Description of the task >> Repeat each line word for word.

Entries from a dataset:
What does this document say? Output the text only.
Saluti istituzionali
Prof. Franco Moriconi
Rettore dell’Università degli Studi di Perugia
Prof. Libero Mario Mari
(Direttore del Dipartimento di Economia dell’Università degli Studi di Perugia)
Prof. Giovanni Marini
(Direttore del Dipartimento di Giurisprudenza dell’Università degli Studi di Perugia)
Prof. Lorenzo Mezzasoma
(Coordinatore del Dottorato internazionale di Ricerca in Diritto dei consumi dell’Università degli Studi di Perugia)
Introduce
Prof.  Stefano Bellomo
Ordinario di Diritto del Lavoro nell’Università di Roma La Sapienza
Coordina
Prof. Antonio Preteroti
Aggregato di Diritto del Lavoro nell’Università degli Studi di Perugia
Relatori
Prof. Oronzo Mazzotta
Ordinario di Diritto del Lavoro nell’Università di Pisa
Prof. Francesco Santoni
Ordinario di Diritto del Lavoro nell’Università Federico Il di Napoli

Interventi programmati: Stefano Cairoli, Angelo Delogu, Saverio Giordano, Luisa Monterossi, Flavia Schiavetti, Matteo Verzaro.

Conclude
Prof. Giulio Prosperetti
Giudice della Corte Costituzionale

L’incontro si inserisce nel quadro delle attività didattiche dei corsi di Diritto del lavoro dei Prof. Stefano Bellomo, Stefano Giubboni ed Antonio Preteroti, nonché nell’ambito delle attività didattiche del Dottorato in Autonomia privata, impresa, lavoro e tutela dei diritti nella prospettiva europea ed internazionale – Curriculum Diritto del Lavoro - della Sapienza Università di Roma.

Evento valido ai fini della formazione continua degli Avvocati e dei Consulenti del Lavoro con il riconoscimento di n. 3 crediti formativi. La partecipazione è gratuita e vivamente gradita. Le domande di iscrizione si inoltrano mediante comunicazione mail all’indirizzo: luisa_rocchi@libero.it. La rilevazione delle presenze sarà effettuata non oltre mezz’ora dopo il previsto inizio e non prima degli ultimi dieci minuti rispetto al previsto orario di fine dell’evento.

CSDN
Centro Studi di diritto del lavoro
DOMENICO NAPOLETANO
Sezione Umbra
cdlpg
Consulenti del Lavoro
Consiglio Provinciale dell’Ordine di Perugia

Reply to the exercise >>
What does this document say? Output the text only.
Saluti istituzionali
Prof. Franco Moriconi
Rettore dell’Università degli Studi di Perugia
Prof. Libero Mario Mari
(Direttore del Dipartimento di Economia dell’Università degli Studi di Perugia)
Prof. Giovanni Marini
(Direttore del Dipartimento di Giurisprudenza dell’Università degli Studi di Perugia)
Prof. Lorenzo Mezzasoma
(Coordinatore del Dottorato internazionale di Ricerca in Diritto dei consumi dell’Università degli Studi di Perugia)
Introduce
Prof.  Stefano Bellomo
Ordinario di Diritto del Lavoro nell’Università di Roma La Sapienza
Coordina
Prof. Antonio Preteroti
Aggregato di Diritto del Lavoro nell’Università degli Studi di Perugia
Relatori
Prof. Oronzo Mazzotta
Ordinario di Diritto del Lavoro nell’Università di Pisa
Prof. Francesco Santoni
Ordinario di Diritto del Lavoro nell’Università Federico Il di Napoli

Interventi programmati: Stefano Cairoli, Angelo Delogu, Saverio Giordano, Luisa Monterossi, Flavia Schiavetti, Matteo Verzaro.

Conclude
Prof. Giulio Prosperetti
Giudice della Corte Costituzionale

L’incontro si inserisce nel quadro delle attività didattiche dei corsi di Diritto del lavoro dei Prof. Stefano Bellomo, Stefano Giubboni ed Antonio Preteroti, nonché nell’ambito delle attività didattiche del Dottorato in Autonomia privata, impresa, lavoro e tutela dei diritti nella prospettiva europea ed internazionale – Curriculum Diritto del Lavoro - della Sapienza Università di Roma.

Evento valido ai fini della formazione continua degli Avvocati e dei Consulenti del Lavoro con il riconoscimento di n. 3 crediti formativi. La partecipazione è gratuita e vivamente gradita. Le domande di iscrizione si inoltrano mediante comunicazione mail all’indirizzo: luisa_rocchi@libero.it. La rilevazione delle presenze sarà effettuata non oltre mezz’ora dopo il previsto inizio e non prima degli ultimi dieci minuti rispetto al previsto orario di fine dell’evento.

CSDN
Centro Studi di diritto del lavoro
DOMENICO NAPOLETANO
Sezione Umbra
cdlpg
Consulenti del Lavoro
Consiglio Provinciale dell’Ordine di Perugia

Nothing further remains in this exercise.